## TASK
Locate "Read all visible content and emit it as JSON." in the records below, then copy its line and every following line exactly, without the pictures.
╭─ PROVIDED RECORDS
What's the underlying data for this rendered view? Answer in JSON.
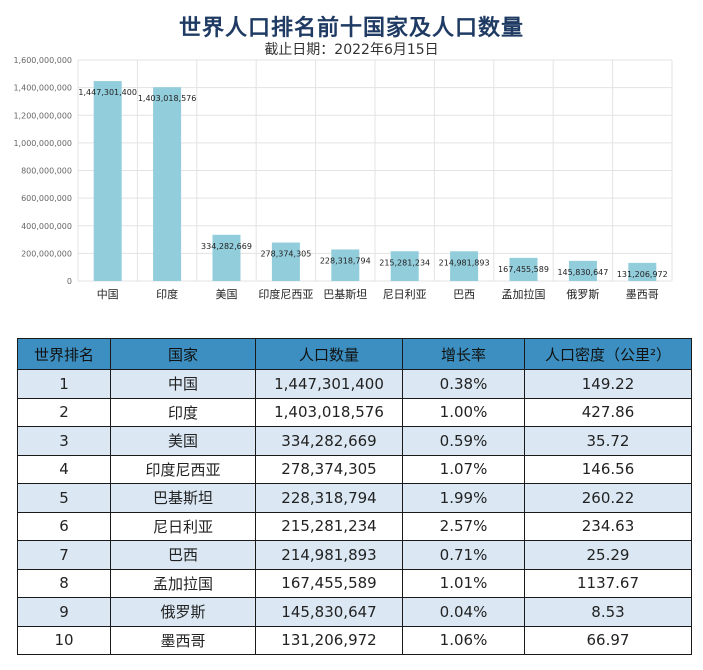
{
  "title": "世界人口排名前十国家及人口数量",
  "subtitle": "截止日期：2022年6月15日",
  "colors": {
    "bar": "#92cddc",
    "header": "#3c8fc0",
    "title": "#1f3b63"
  },
  "chart_data": {
    "type": "bar",
    "title": "世界人口排名前十国家及人口数量",
    "subtitle": "截止日期：2022年6月15日",
    "xlabel": "",
    "ylabel": "",
    "ylim": [
      0,
      1600000000
    ],
    "yticks": [
      0,
      200000000,
      400000000,
      600000000,
      800000000,
      1000000000,
      1200000000,
      1400000000,
      1600000000
    ],
    "ytick_labels": [
      "0",
      "200,000,000",
      "400,000,000",
      "600,000,000",
      "800,000,000",
      "1,000,000,000",
      "1,200,000,000",
      "1,400,000,000",
      "1,600,000,000"
    ],
    "grid": true,
    "categories": [
      "中国",
      "印度",
      "美国",
      "印度尼西亚",
      "巴基斯坦",
      "尼日利亚",
      "巴西",
      "孟加拉国",
      "俄罗斯",
      "墨西哥"
    ],
    "values": [
      1447301400,
      1403018576,
      334282669,
      278374305,
      228318794,
      215281234,
      214981893,
      167455589,
      145830647,
      131206972
    ],
    "value_labels": [
      "1,447,301,400",
      "1,403,018,576",
      "334,282,669",
      "278,374,305",
      "228,318,794",
      "215,281,234",
      "214,981,893",
      "167,455,589",
      "145,830,647",
      "131,206,972"
    ]
  },
  "table": {
    "headers": [
      "世界排名",
      "国家",
      "人口数量",
      "增长率",
      "人口密度（公里²）"
    ],
    "rows": [
      [
        "1",
        "中国",
        "1,447,301,400",
        "0.38%",
        "149.22"
      ],
      [
        "2",
        "印度",
        "1,403,018,576",
        "1.00%",
        "427.86"
      ],
      [
        "3",
        "美国",
        "334,282,669",
        "0.59%",
        "35.72"
      ],
      [
        "4",
        "印度尼西亚",
        "278,374,305",
        "1.07%",
        "146.56"
      ],
      [
        "5",
        "巴基斯坦",
        "228,318,794",
        "1.99%",
        "260.22"
      ],
      [
        "6",
        "尼日利亚",
        "215,281,234",
        "2.57%",
        "234.63"
      ],
      [
        "7",
        "巴西",
        "214,981,893",
        "0.71%",
        "25.29"
      ],
      [
        "8",
        "孟加拉国",
        "167,455,589",
        "1.01%",
        "1137.67"
      ],
      [
        "9",
        "俄罗斯",
        "145,830,647",
        "0.04%",
        "8.53"
      ],
      [
        "10",
        "墨西哥",
        "131,206,972",
        "1.06%",
        "66.97"
      ]
    ]
  }
}
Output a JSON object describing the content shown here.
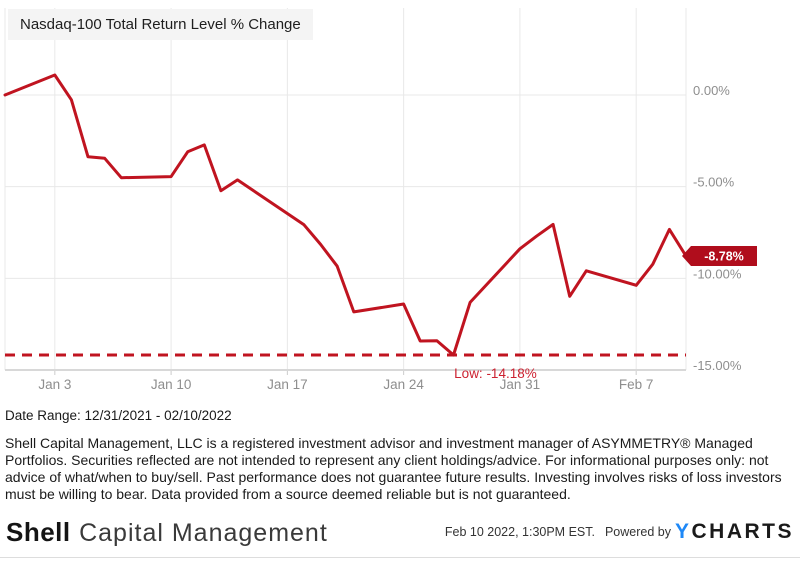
{
  "title": "Nasdaq-100 Total Return Level % Change",
  "colors": {
    "line": "#C01420",
    "badge_bg": "#B00D1C",
    "badge_text": "#FFFFFF",
    "low_label": "#CC2231",
    "grid": "#E8E8E8",
    "axis": "#D8D8D8",
    "tick": "#CCCCCC",
    "tick_label": "#8E8E8E",
    "ycharts_blue": "#1E88F7"
  },
  "chart_data": {
    "type": "line",
    "title": "Nasdaq-100 Total Return Level % Change",
    "xlabel": "",
    "ylabel": "",
    "x_start": "2021-12-31",
    "x_end": "2022-02-10",
    "ylim": [
      -15,
      0
    ],
    "grid": true,
    "x": [
      "2021-12-31",
      "2022-01-03",
      "2022-01-04",
      "2022-01-05",
      "2022-01-06",
      "2022-01-07",
      "2022-01-10",
      "2022-01-11",
      "2022-01-12",
      "2022-01-13",
      "2022-01-14",
      "2022-01-18",
      "2022-01-19",
      "2022-01-20",
      "2022-01-21",
      "2022-01-24",
      "2022-01-25",
      "2022-01-26",
      "2022-01-27",
      "2022-01-28",
      "2022-01-31",
      "2022-02-01",
      "2022-02-02",
      "2022-02-03",
      "2022-02-04",
      "2022-02-07",
      "2022-02-08",
      "2022-02-09",
      "2022-02-10"
    ],
    "values": [
      0.0,
      1.09,
      -0.26,
      -3.37,
      -3.45,
      -4.51,
      -4.45,
      -3.1,
      -2.72,
      -5.22,
      -4.63,
      -7.08,
      -8.15,
      -9.34,
      -11.83,
      -11.4,
      -13.42,
      -13.4,
      -14.18,
      -11.31,
      -8.39,
      -7.7,
      -7.06,
      -10.98,
      -9.59,
      -10.38,
      -9.23,
      -7.33,
      -8.78
    ],
    "x_ticks": [
      {
        "label": "Jan 3",
        "date": "2022-01-03"
      },
      {
        "label": "Jan 10",
        "date": "2022-01-10"
      },
      {
        "label": "Jan 17",
        "date": "2022-01-17"
      },
      {
        "label": "Jan 24",
        "date": "2022-01-24"
      },
      {
        "label": "Jan 31",
        "date": "2022-01-31"
      },
      {
        "label": "Feb 7",
        "date": "2022-02-07"
      }
    ],
    "y_ticks": [
      {
        "label": "0.00%",
        "value": 0
      },
      {
        "label": "-5.00%",
        "value": -5
      },
      {
        "label": "-10.00%",
        "value": -10
      },
      {
        "label": "-15.00%",
        "value": -15
      }
    ],
    "low_annotation": {
      "label": "Low: -14.18%",
      "value": -14.18,
      "date": "2022-01-27"
    },
    "end_value_label": "-8.78%",
    "legend_position": "none"
  },
  "date_range": "Date Range: 12/31/2021 - 02/10/2022",
  "disclaimer": "Shell Capital Management, LLC is a registered investment advisor and investment manager of ASYMMETRY® Managed Portfolios. Securities reflected are not intended to represent any client holdings/advice. For informational purposes only: not advice of what/when to buy/sell. Past performance does not guarantee future results. Investing involves risks of loss investors must be willing to bear. Data provided from a source deemed reliable but is not guaranteed.",
  "footer": {
    "logo_bold": "Shell",
    "logo_rest": "Capital Management",
    "timestamp": "Feb 10 2022, 1:30PM EST.",
    "powered_by": "Powered by",
    "ycharts_y": "Y",
    "ycharts_rest": "CHARTS"
  }
}
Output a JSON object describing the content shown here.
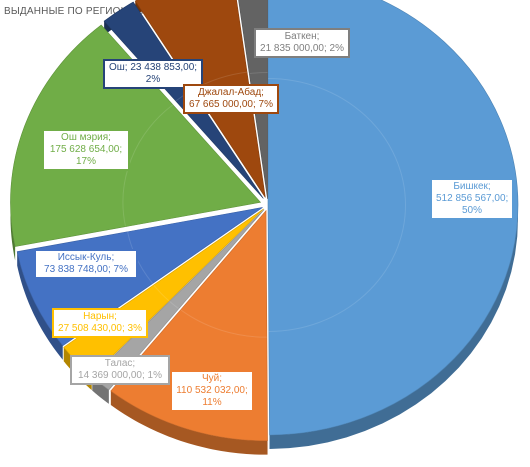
{
  "chart_data": {
    "type": "pie",
    "title": "ВЫДАННЫЕ ПО РЕГИОНАМ",
    "style": "3d-exploded",
    "slices": [
      {
        "name": "Бишкек",
        "value": "512 856 567,00",
        "percent": "50%",
        "numeric": 512856567,
        "color": "#5b9bd5"
      },
      {
        "name": "Чуй",
        "value": "110 532 032,00",
        "percent": "11%",
        "numeric": 110532032,
        "color": "#ed7d31"
      },
      {
        "name": "Талас",
        "value": "14 369 000,00",
        "percent": "1%",
        "numeric": 14369000,
        "color": "#a5a5a5"
      },
      {
        "name": "Нарын",
        "value": "27 508 430,00",
        "percent": "3%",
        "numeric": 27508430,
        "color": "#ffc000"
      },
      {
        "name": "Иссык-Куль",
        "value": "73 838 748,00",
        "percent": "7%",
        "numeric": 73838748,
        "color": "#4472c4"
      },
      {
        "name": "Ош мэрия",
        "value": "175 628 654,00",
        "percent": "17%",
        "numeric": 175628654,
        "color": "#70ad47"
      },
      {
        "name": "Ош",
        "value": "23 438 853,00",
        "percent": "2%",
        "numeric": 23438853,
        "color": "#264478"
      },
      {
        "name": "Джалал-Абад",
        "value": "67 665 000,00",
        "percent": "7%",
        "numeric": 67665000,
        "color": "#9e480e"
      },
      {
        "name": "Баткен",
        "value": "21 835 000,00",
        "percent": "2%",
        "numeric": 21835000,
        "color": "#636363"
      }
    ]
  },
  "labels": {
    "bishkek": {
      "l1": "Бишкек;",
      "l2": "512 856 567,00;",
      "l3": "50%"
    },
    "chui": {
      "l1": "Чуй;",
      "l2": "110 532 032,00;",
      "l3": "11%"
    },
    "talas": {
      "l1": "Талас;",
      "l2": "14 369 000,00; 1%"
    },
    "naryn": {
      "l1": "Нарын;",
      "l2": "27 508 430,00; 3%"
    },
    "issyk": {
      "l1": "Иссык-Куль;",
      "l2": "73 838 748,00; 7%"
    },
    "oshm": {
      "l1": "Ош мэрия;",
      "l2": "175 628 654,00;",
      "l3": "17%"
    },
    "osh": {
      "l1": "Ош; 23 438 853,00;",
      "l2": "2%"
    },
    "jalal": {
      "l1": "Джалал-Абад;",
      "l2": "67 665 000,00; 7%"
    },
    "batken": {
      "l1": "Баткен;",
      "l2": "21 835 000,00; 2%"
    }
  }
}
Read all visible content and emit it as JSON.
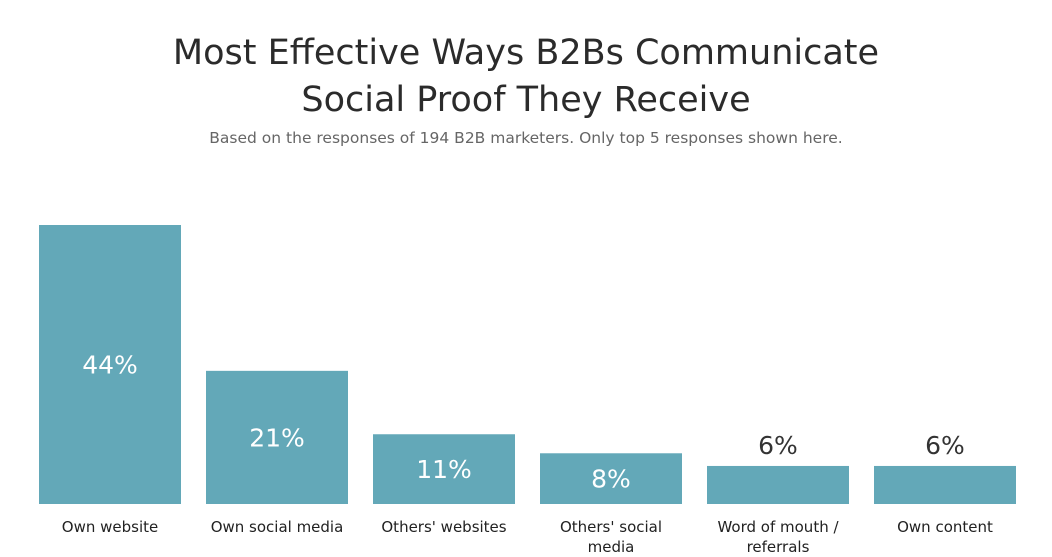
{
  "chart_data": {
    "type": "bar",
    "title_lines": [
      "Most Effective Ways B2Bs Communicate",
      "Social Proof They Receive"
    ],
    "subtitle": "Based on the responses of 194 B2B marketers. Only top 5 responses shown here.",
    "categories": [
      [
        "Own website"
      ],
      [
        "Own social media"
      ],
      [
        "Others' websites"
      ],
      [
        "Others' social",
        "media"
      ],
      [
        "Word of mouth /",
        "referrals"
      ],
      [
        "Own content"
      ]
    ],
    "values": [
      44,
      21,
      11,
      8,
      6,
      6
    ],
    "value_labels": [
      "44%",
      "21%",
      "11%",
      "8%",
      "6%",
      "6%"
    ],
    "ylim": [
      0,
      44
    ],
    "grid": false,
    "legend": "none",
    "bar_color": "#63a8b8",
    "inside_label_color": "#ffffff",
    "outside_label_color": "#333333"
  }
}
╰─
## THE SOLUTION
Read all visible content and emit it as JSON.
{
  "chart_data": {
    "type": "bar",
    "title_lines": [
      "Most Effective Ways B2Bs Communicate",
      "Social Proof They Receive"
    ],
    "subtitle": "Based on the responses of 194 B2B marketers. Only top 5 responses shown here.",
    "categories": [
      [
        "Own website"
      ],
      [
        "Own social media"
      ],
      [
        "Others' websites"
      ],
      [
        "Others' social",
        "media"
      ],
      [
        "Word of mouth /",
        "referrals"
      ],
      [
        "Own content"
      ]
    ],
    "values": [
      44,
      21,
      11,
      8,
      6,
      6
    ],
    "value_labels": [
      "44%",
      "21%",
      "11%",
      "8%",
      "6%",
      "6%"
    ],
    "ylim": [
      0,
      44
    ],
    "grid": false,
    "legend": "none",
    "bar_color": "#63a8b8",
    "inside_label_color": "#ffffff",
    "outside_label_color": "#333333"
  }
}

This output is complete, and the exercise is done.